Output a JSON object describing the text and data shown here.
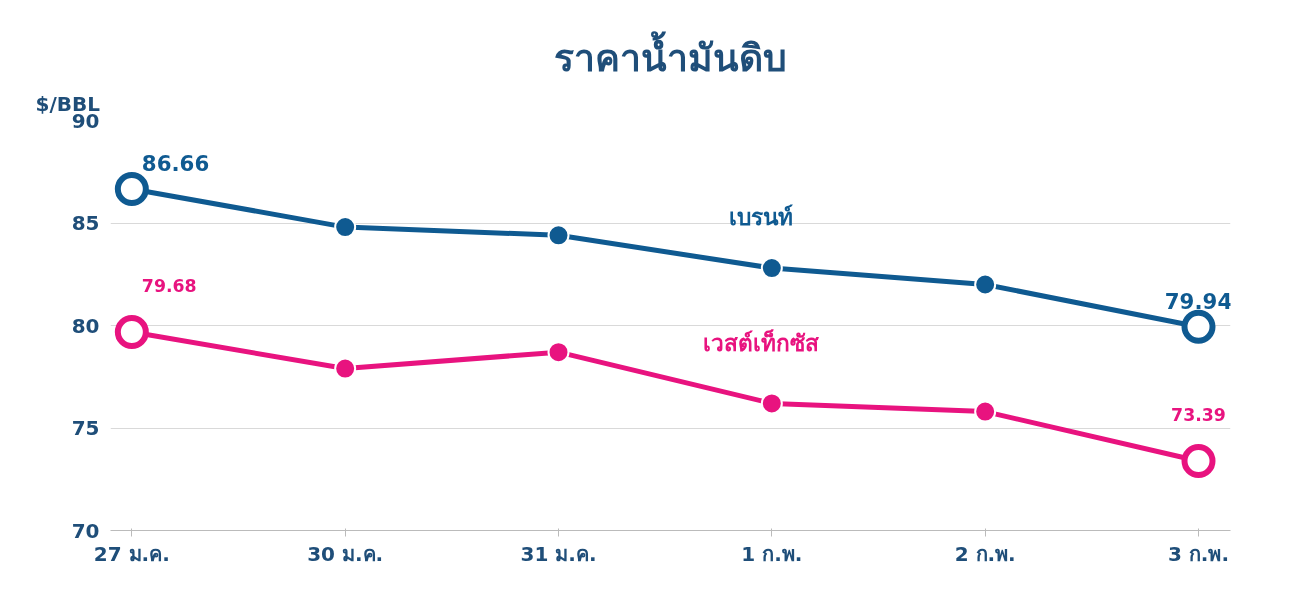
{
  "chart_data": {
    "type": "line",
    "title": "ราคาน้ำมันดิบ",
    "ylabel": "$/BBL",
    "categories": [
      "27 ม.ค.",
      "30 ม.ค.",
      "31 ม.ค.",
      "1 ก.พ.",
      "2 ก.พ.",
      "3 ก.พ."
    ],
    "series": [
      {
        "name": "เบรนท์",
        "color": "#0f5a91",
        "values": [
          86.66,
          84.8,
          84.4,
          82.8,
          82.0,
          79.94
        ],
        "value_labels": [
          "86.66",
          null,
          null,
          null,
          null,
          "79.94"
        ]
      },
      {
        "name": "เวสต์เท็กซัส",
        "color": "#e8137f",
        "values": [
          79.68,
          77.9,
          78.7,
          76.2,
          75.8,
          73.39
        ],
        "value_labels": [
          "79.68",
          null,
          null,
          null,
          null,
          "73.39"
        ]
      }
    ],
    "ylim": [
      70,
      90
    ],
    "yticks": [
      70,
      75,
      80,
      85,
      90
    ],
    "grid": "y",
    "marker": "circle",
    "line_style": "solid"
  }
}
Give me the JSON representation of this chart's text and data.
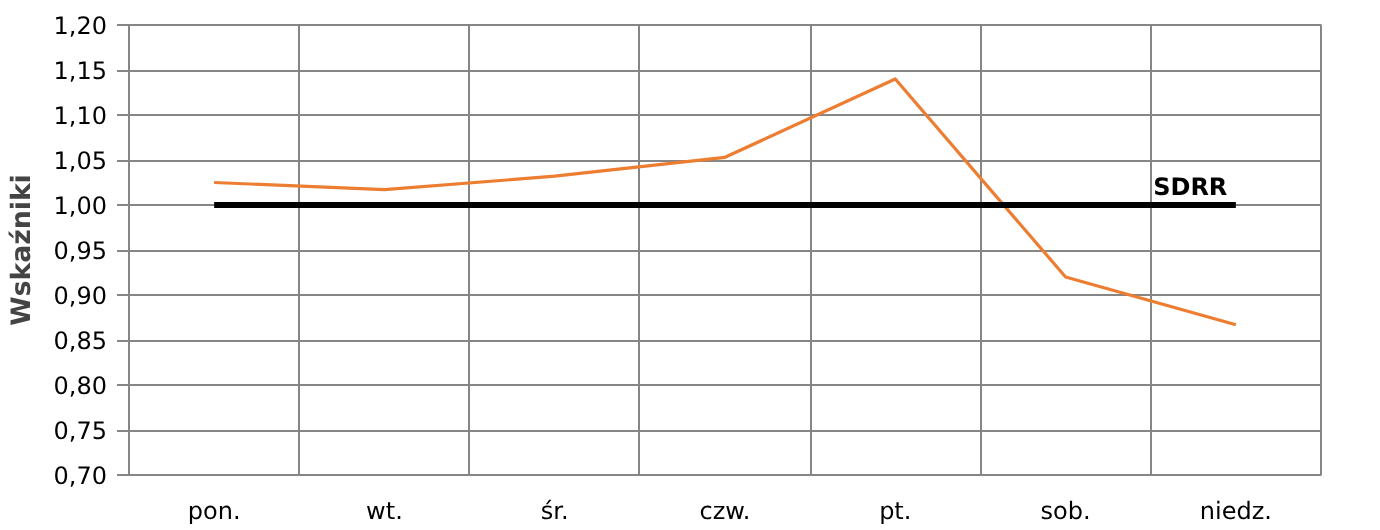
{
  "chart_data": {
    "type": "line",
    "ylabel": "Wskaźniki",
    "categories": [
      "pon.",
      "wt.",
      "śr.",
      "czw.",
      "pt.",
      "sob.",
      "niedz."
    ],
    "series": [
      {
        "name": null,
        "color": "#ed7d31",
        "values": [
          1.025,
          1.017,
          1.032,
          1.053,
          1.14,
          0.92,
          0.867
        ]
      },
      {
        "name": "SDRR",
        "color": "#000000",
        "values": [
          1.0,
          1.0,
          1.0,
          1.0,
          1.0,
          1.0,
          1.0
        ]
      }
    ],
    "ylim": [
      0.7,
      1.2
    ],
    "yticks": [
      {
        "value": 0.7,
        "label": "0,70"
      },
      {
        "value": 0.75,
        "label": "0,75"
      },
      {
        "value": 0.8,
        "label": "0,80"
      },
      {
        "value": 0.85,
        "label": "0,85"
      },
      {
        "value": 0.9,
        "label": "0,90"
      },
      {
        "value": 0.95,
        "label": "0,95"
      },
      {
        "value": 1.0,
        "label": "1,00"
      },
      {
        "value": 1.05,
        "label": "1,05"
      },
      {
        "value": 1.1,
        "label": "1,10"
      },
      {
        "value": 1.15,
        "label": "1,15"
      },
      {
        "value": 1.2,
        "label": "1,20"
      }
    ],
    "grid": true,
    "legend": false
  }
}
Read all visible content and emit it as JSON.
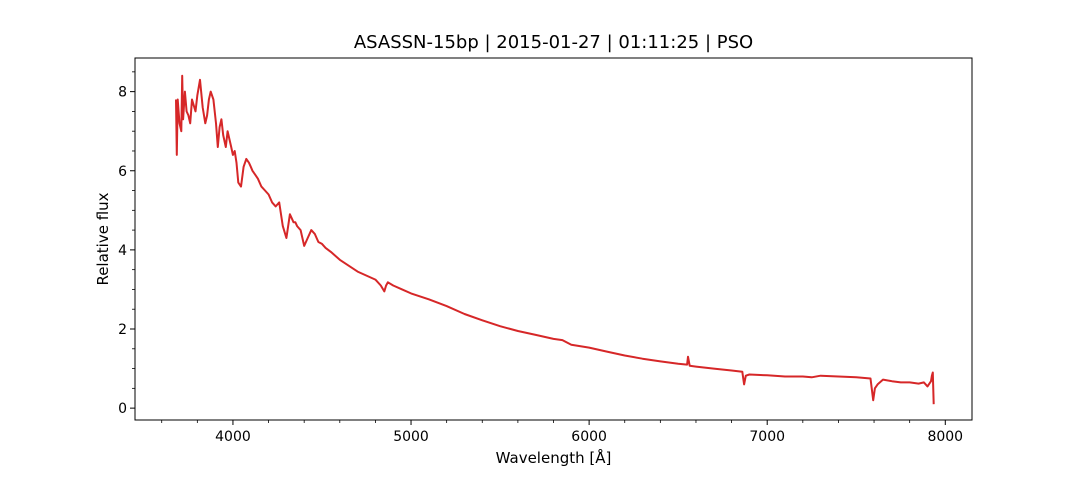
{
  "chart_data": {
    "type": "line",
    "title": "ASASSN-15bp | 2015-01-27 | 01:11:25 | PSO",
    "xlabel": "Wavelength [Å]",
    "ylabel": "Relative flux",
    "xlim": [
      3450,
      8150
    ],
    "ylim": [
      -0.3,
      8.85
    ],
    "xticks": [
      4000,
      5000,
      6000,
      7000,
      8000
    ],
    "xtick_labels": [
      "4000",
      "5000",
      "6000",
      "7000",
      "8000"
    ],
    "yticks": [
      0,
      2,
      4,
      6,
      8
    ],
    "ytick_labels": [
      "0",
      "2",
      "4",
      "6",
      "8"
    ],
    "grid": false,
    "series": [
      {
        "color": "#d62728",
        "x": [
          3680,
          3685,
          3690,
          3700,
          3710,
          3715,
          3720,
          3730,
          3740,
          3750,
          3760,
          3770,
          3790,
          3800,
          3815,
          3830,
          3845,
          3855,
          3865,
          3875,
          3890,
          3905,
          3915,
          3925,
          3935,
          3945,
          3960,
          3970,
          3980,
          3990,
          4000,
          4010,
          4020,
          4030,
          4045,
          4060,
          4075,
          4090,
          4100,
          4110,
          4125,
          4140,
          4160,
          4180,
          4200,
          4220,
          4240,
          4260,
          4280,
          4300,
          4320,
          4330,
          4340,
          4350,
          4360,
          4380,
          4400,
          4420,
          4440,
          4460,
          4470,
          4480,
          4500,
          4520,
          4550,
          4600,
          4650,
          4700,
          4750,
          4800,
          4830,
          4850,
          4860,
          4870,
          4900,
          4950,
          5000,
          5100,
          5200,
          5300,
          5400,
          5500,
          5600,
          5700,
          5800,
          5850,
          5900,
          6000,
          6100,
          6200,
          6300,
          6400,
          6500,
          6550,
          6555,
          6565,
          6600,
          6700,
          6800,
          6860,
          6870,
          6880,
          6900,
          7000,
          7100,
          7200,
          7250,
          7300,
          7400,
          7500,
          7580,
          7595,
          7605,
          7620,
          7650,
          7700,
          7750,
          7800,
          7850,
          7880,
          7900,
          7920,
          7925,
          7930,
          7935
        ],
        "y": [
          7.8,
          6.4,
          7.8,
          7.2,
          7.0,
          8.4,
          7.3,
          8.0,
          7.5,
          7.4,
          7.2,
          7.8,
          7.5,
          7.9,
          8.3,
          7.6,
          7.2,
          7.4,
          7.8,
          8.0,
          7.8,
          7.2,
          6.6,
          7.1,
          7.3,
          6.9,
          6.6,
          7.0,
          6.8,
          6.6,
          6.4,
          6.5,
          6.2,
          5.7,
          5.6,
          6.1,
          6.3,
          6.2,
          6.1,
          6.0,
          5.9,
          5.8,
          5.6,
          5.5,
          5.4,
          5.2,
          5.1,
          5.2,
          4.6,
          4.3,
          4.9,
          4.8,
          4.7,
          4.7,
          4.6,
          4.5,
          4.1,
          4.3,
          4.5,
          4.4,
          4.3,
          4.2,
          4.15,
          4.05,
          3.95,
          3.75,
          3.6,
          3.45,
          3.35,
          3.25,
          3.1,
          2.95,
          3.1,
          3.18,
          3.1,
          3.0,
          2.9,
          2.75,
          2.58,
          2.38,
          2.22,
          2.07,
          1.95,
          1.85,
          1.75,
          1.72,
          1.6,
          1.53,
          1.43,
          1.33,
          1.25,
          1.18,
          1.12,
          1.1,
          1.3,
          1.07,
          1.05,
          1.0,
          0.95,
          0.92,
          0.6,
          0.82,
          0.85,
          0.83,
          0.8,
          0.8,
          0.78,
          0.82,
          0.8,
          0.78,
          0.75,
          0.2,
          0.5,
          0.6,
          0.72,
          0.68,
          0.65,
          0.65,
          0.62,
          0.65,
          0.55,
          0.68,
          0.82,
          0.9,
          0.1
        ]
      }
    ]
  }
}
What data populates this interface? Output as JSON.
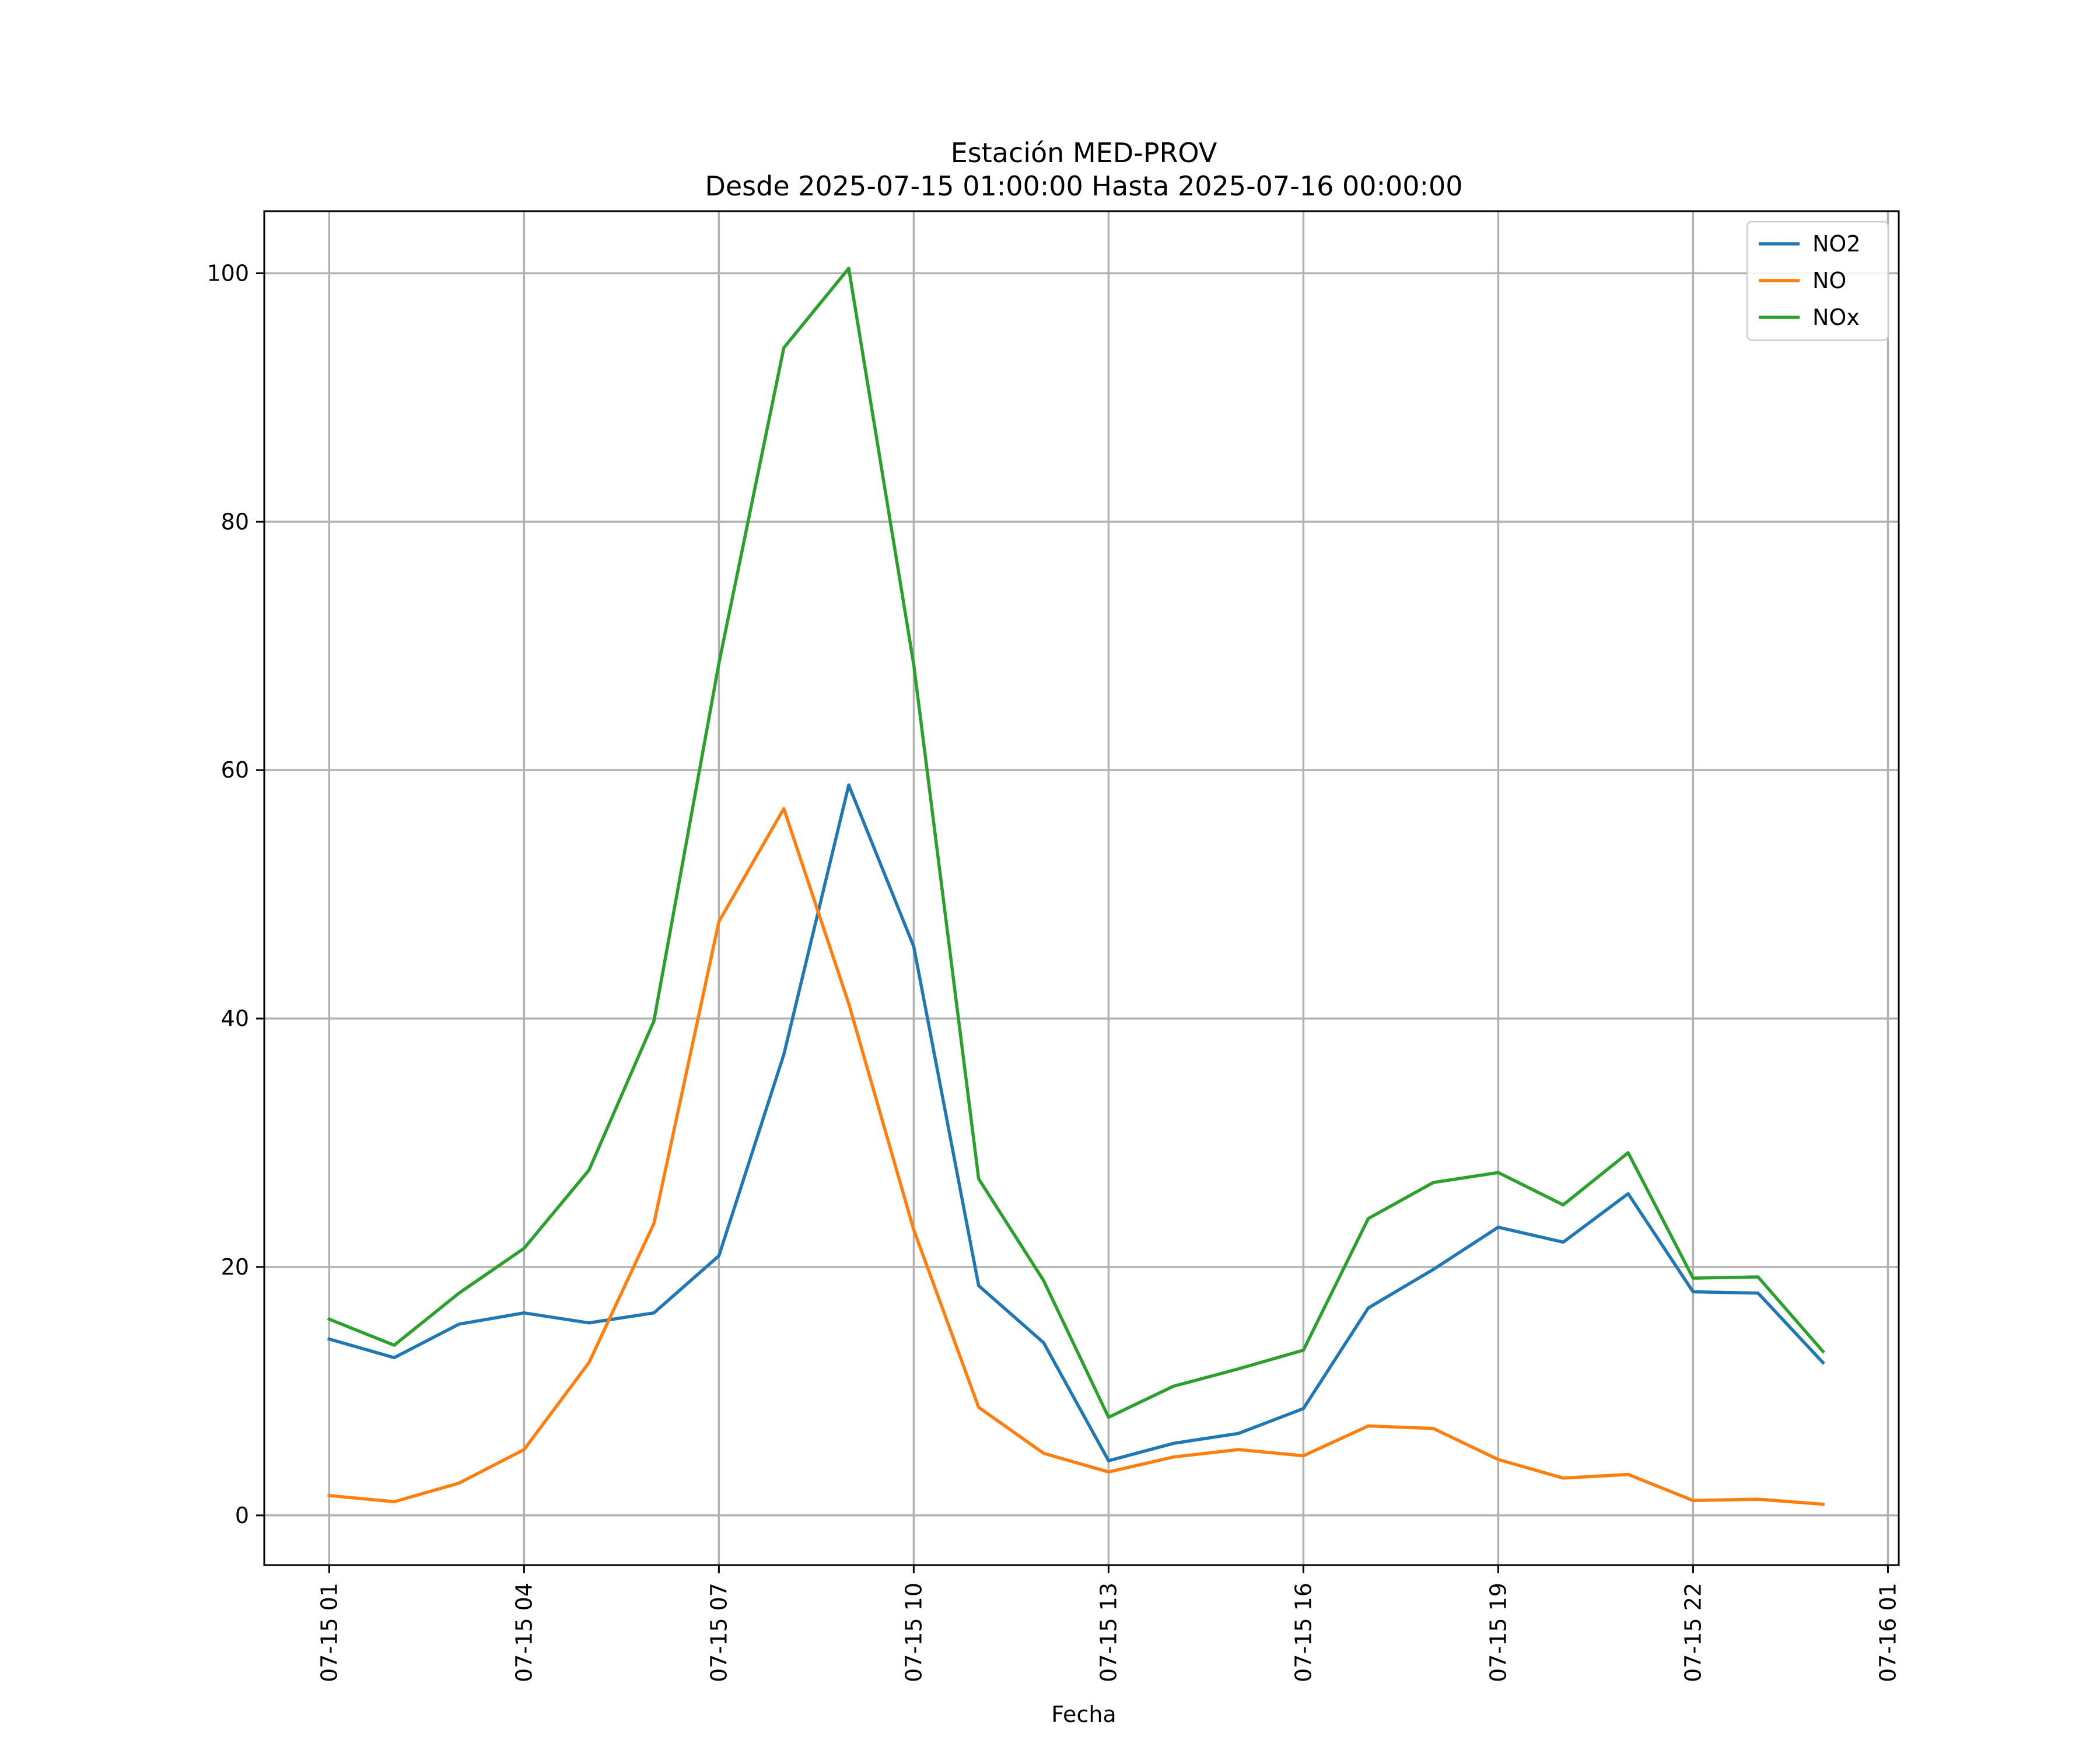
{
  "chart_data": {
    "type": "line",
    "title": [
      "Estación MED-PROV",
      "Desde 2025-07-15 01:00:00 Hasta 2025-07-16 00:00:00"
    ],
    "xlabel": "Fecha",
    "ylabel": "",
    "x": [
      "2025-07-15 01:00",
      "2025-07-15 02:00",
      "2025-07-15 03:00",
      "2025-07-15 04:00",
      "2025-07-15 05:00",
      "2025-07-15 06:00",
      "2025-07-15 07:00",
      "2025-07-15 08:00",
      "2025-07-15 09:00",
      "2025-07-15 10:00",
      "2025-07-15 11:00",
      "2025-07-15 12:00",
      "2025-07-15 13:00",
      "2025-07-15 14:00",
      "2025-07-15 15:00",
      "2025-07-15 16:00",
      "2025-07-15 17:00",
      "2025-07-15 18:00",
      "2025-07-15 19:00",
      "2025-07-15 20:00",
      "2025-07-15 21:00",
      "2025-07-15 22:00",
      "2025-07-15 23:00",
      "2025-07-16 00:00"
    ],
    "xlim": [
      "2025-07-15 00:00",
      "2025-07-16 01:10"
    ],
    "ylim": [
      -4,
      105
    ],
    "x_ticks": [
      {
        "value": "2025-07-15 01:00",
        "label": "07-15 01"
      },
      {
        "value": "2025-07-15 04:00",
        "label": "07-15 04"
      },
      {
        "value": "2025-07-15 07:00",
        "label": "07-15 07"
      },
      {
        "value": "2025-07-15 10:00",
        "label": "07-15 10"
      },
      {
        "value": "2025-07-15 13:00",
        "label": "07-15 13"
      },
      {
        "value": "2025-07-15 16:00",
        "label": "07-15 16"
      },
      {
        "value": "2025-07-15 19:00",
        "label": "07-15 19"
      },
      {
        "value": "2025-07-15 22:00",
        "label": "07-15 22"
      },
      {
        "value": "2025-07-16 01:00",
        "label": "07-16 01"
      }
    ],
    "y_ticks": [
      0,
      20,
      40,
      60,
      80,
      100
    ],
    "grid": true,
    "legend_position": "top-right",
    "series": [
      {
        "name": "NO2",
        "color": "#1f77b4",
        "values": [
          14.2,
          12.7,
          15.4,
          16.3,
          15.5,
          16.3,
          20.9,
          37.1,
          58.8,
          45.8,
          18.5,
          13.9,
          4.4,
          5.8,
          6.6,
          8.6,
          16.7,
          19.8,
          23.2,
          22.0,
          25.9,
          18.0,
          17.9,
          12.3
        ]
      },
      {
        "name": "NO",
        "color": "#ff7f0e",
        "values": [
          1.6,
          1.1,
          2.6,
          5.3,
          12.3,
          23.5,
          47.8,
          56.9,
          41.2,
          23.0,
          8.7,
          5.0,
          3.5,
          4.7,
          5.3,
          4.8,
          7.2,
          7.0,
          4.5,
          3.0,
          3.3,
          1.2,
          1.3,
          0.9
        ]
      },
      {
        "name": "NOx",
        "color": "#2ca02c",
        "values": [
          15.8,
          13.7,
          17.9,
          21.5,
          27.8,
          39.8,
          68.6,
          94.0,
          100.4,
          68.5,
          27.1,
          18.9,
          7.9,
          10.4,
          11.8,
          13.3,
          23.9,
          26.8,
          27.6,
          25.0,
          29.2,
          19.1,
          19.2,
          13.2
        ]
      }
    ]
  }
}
# # # # # # #
» Task brief:
Copy down every line of the material above that includes the string "color".

» The reply:
        "color": "#0f5a91",
        "color": "#e8137f",
        "color": "#ed7d31",
        "color": "#000000",
        "color": "#d62728",
        "color": "#1f77b4",
        "color": "#ff7f0e",
        "color": "#2ca02c",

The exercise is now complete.